● Work to be completed
Filter the records for lines holding the string "JSON".

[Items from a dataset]
########################################

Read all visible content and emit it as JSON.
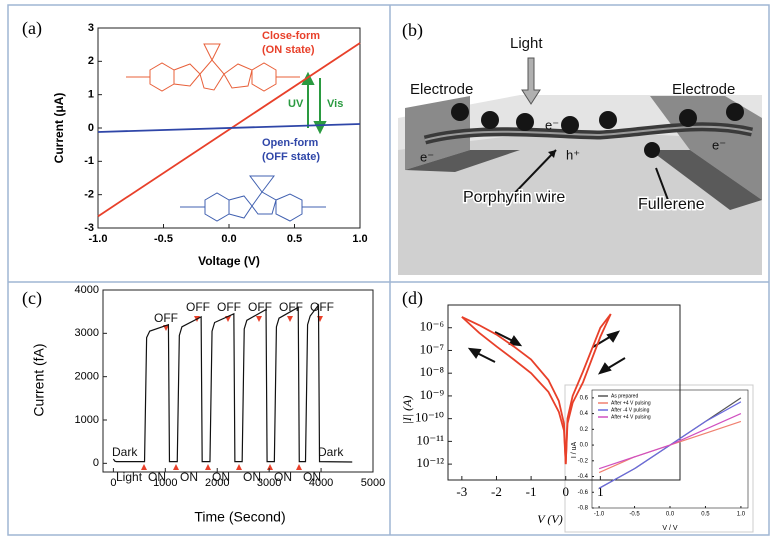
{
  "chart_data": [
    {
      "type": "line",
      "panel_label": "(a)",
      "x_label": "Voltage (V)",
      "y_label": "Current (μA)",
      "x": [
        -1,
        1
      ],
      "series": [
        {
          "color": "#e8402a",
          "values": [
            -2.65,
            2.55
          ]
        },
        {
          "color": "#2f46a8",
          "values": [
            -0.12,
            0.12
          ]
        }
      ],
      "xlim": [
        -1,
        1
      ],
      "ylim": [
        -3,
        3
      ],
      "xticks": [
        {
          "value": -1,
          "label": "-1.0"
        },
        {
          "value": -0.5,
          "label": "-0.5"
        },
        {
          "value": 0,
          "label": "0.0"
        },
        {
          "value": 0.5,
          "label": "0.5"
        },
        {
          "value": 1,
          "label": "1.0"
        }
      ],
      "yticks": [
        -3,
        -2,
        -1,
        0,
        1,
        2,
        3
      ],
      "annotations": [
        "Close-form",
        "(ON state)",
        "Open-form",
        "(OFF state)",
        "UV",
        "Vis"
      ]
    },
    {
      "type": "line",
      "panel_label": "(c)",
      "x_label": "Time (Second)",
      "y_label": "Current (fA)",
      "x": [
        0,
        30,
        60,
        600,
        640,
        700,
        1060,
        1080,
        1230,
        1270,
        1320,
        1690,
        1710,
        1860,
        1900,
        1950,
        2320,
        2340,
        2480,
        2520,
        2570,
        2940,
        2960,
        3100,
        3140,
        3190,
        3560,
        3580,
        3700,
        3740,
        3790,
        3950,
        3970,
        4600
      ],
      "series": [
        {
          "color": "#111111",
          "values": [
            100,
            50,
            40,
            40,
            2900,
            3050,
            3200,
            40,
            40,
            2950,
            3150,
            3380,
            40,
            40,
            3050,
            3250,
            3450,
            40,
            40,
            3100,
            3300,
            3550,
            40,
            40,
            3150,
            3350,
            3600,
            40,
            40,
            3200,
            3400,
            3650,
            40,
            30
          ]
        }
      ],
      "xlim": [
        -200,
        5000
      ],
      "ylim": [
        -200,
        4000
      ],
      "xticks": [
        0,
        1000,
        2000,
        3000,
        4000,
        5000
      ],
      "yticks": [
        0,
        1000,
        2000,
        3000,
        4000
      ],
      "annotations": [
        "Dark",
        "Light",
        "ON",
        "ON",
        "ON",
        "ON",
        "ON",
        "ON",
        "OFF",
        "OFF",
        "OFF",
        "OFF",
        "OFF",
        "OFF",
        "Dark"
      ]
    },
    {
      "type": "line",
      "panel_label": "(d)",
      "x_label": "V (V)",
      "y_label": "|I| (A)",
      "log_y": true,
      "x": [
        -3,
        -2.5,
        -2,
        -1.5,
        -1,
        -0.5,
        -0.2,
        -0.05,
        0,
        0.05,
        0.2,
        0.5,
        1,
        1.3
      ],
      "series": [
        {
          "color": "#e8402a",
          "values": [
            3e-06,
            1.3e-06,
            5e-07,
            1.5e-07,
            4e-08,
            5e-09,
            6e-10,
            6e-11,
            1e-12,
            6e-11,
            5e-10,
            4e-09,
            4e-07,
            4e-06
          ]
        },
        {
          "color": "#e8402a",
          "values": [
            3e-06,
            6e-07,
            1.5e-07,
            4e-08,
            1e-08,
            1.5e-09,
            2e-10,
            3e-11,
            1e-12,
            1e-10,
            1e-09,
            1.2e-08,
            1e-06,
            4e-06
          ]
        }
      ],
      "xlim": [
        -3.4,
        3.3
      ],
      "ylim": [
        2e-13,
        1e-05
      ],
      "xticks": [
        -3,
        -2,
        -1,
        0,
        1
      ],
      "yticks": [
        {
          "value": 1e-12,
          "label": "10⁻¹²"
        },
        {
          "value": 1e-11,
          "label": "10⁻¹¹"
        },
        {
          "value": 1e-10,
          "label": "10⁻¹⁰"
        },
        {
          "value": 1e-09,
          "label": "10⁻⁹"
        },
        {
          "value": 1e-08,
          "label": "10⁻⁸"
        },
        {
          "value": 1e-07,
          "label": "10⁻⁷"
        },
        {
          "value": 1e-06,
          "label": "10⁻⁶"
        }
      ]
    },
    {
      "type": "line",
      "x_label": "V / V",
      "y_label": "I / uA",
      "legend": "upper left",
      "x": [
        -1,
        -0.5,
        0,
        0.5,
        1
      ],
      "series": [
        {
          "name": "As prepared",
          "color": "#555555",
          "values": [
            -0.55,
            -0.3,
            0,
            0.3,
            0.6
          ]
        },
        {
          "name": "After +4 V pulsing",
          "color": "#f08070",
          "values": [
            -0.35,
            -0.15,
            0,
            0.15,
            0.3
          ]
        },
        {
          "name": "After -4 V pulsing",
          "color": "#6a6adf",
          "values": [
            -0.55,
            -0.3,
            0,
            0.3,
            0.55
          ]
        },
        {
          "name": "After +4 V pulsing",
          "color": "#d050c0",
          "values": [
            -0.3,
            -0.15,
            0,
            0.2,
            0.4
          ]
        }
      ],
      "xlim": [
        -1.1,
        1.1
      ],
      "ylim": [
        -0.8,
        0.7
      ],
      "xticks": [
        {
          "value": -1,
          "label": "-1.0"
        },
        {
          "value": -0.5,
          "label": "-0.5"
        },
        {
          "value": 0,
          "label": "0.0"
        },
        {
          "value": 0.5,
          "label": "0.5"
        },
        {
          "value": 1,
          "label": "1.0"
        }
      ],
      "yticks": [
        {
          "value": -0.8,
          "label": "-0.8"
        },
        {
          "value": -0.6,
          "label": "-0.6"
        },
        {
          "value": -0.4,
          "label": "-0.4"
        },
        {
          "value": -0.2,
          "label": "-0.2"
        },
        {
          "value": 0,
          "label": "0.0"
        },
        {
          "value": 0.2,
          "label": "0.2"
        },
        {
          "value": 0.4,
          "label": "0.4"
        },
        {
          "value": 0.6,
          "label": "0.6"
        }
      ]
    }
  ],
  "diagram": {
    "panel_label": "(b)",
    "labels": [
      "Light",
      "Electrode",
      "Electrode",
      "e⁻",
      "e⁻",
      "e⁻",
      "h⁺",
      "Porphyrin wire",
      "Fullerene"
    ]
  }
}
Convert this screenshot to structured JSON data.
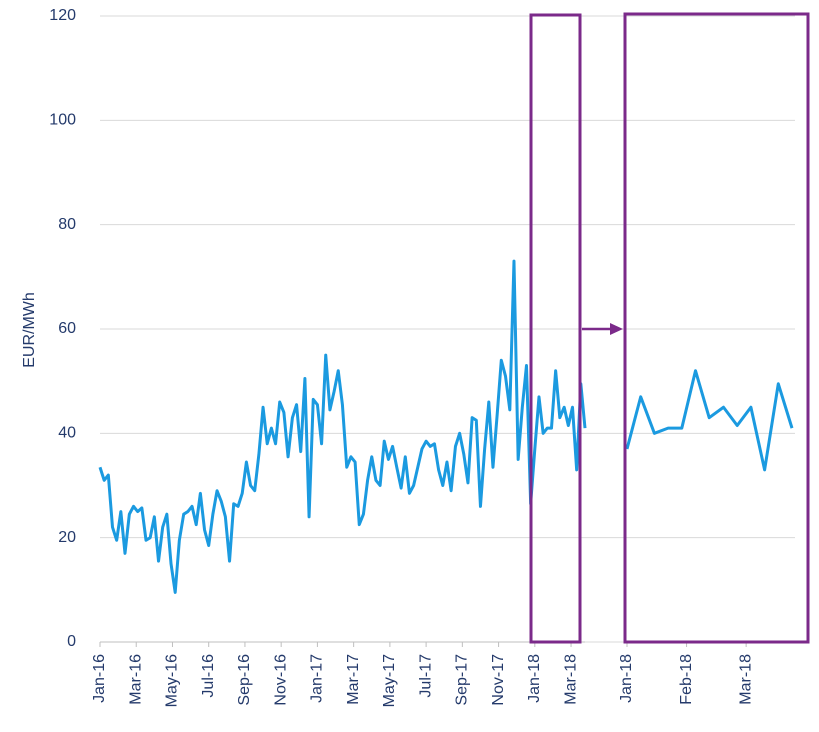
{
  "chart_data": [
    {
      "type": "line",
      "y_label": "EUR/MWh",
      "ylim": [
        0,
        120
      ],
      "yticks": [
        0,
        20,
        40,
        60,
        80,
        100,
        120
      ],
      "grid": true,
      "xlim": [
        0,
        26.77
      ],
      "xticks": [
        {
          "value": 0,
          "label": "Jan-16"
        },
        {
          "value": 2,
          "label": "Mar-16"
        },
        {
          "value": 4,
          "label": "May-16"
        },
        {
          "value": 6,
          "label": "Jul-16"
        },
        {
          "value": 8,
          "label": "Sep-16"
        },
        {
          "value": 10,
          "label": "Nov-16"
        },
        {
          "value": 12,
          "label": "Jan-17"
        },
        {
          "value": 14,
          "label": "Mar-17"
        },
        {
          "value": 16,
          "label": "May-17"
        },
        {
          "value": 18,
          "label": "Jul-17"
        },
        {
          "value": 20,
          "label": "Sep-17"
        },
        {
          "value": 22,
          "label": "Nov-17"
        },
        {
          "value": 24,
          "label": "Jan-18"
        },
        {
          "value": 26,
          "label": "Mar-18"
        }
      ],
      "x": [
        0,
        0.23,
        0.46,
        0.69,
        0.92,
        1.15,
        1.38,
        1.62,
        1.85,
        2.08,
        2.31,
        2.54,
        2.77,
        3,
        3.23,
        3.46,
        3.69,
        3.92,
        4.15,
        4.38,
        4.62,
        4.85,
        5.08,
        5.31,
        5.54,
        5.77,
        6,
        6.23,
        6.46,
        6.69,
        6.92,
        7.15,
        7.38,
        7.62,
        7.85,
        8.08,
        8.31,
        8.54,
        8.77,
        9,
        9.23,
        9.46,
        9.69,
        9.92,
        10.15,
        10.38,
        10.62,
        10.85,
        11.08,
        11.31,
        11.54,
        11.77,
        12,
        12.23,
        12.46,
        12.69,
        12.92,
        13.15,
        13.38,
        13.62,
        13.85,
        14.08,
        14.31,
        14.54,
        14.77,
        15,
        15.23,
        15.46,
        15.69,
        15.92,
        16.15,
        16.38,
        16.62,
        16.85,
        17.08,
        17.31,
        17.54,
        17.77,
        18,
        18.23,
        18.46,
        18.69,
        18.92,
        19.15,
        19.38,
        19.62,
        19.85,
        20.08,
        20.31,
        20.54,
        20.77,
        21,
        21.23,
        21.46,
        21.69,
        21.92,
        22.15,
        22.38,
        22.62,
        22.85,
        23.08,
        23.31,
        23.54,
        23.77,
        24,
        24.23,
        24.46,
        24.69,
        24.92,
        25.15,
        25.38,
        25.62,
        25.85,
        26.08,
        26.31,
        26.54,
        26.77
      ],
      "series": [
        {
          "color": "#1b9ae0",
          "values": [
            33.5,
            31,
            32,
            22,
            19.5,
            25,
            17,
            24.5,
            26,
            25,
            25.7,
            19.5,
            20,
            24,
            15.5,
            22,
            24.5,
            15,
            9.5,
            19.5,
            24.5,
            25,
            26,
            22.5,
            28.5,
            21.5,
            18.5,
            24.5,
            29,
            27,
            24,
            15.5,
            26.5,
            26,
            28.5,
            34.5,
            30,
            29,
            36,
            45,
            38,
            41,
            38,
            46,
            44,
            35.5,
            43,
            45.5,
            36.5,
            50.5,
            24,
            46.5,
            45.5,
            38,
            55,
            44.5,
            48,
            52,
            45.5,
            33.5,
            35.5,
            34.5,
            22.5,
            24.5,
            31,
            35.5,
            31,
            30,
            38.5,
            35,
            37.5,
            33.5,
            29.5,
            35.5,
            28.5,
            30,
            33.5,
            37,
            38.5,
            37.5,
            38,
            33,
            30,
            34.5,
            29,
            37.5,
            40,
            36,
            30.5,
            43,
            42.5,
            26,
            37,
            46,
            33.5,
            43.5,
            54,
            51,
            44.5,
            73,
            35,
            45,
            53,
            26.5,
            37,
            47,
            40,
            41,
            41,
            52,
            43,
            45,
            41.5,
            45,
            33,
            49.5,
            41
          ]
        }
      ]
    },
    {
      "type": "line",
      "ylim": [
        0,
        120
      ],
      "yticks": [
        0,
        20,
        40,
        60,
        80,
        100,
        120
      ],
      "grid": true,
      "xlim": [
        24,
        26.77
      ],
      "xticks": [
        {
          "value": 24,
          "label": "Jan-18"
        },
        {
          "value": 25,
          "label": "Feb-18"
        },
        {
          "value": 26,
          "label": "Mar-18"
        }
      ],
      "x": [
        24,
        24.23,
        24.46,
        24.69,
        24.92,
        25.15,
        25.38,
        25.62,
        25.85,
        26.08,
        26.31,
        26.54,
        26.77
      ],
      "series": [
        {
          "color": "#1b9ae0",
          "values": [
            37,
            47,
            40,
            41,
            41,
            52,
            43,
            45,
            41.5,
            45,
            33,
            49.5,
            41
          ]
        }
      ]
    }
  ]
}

########################################

● Final result
Read all visible content and emit it as JSON.
Convert this screenshot to structured JSON data.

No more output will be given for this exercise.